● GIVEN EXERCISE:
In the listing that follows, count each line containing the string "more" and report only the count.

● RECORDS SUPPLIED:
* * * * * * *

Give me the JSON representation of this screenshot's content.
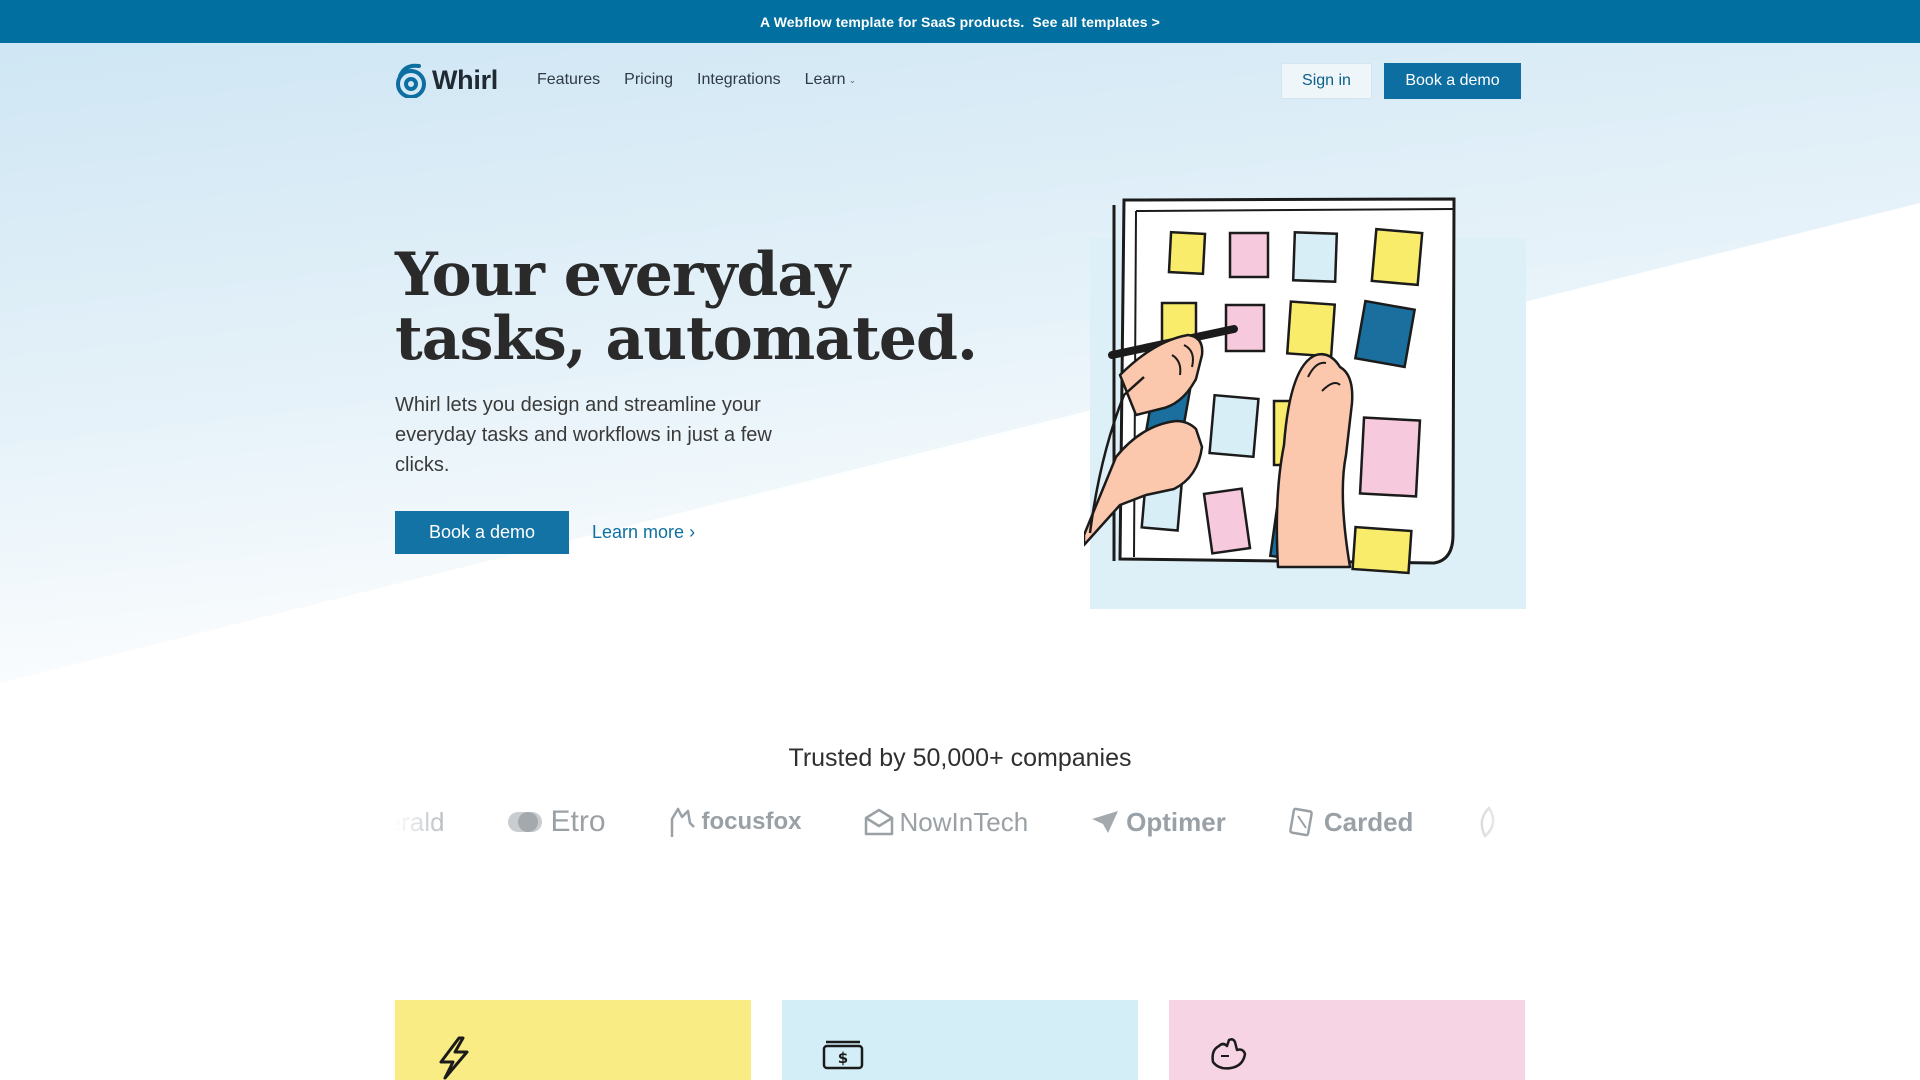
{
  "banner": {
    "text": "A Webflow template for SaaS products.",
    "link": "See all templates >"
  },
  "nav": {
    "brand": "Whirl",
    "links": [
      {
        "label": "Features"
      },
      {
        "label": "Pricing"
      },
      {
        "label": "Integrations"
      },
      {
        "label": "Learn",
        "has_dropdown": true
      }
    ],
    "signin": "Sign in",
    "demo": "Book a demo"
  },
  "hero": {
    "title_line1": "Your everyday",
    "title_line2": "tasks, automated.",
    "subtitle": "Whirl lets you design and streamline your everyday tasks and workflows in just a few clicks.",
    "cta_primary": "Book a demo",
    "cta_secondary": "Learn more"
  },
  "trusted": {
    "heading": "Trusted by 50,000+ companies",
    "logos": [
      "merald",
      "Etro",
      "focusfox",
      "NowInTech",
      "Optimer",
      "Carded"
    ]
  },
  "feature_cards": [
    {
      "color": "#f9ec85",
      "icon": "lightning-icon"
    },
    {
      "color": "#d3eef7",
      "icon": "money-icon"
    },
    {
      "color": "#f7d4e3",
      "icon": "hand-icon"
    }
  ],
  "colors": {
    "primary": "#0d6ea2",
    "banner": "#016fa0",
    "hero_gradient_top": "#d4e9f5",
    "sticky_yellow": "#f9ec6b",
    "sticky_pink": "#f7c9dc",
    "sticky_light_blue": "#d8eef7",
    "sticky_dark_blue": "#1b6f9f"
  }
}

* * * * * * *

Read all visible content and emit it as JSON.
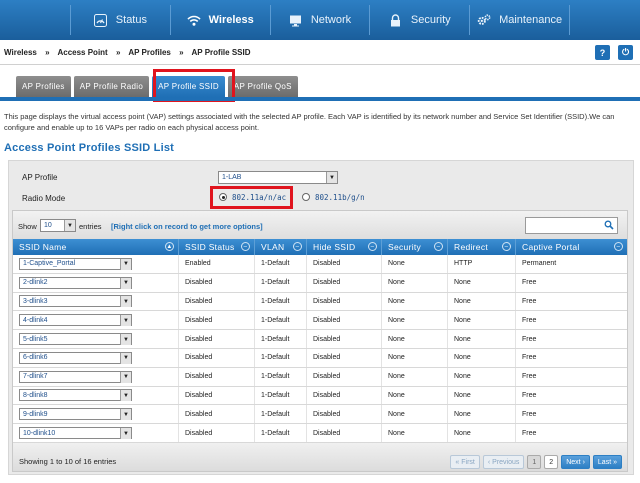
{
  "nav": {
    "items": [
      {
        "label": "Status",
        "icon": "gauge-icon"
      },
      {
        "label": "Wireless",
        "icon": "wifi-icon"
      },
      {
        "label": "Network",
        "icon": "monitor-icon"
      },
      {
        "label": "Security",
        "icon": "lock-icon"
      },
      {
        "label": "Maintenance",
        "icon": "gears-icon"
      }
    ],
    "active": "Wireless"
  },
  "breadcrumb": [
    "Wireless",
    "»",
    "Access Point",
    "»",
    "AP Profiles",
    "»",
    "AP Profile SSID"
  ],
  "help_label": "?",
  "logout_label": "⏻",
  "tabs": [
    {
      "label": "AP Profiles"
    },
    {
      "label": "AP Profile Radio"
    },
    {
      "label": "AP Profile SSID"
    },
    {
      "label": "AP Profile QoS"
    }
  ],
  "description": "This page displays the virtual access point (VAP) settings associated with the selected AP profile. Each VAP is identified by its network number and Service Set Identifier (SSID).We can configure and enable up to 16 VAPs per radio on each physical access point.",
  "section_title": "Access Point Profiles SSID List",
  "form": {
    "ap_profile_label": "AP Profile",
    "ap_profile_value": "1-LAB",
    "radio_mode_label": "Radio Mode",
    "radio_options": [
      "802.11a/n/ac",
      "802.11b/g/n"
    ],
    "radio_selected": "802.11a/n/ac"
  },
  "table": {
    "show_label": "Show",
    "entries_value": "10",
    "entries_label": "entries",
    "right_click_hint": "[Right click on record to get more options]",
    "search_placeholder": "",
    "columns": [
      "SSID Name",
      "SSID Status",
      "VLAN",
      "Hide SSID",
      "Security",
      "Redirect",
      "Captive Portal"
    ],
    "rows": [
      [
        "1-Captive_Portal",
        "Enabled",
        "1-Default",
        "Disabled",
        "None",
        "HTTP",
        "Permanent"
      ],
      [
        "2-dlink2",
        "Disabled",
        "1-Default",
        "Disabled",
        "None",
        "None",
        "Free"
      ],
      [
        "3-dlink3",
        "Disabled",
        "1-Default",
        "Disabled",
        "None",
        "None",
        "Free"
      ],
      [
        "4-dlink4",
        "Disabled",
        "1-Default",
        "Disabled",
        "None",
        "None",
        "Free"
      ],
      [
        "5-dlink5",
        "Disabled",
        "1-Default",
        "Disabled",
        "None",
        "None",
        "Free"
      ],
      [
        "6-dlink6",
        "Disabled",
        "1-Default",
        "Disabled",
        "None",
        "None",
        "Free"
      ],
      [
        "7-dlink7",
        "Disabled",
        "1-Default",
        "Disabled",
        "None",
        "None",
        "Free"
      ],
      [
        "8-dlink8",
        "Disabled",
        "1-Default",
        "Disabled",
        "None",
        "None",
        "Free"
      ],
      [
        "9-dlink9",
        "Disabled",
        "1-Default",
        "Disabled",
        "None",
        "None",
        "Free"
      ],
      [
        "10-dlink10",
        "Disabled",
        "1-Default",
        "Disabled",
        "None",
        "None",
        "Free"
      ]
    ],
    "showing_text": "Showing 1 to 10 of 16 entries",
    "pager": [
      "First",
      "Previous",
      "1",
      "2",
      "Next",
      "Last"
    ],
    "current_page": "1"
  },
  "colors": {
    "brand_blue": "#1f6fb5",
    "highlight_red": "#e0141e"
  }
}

* * * * * * *

● SOLUTION TO THE EXERCISE:
2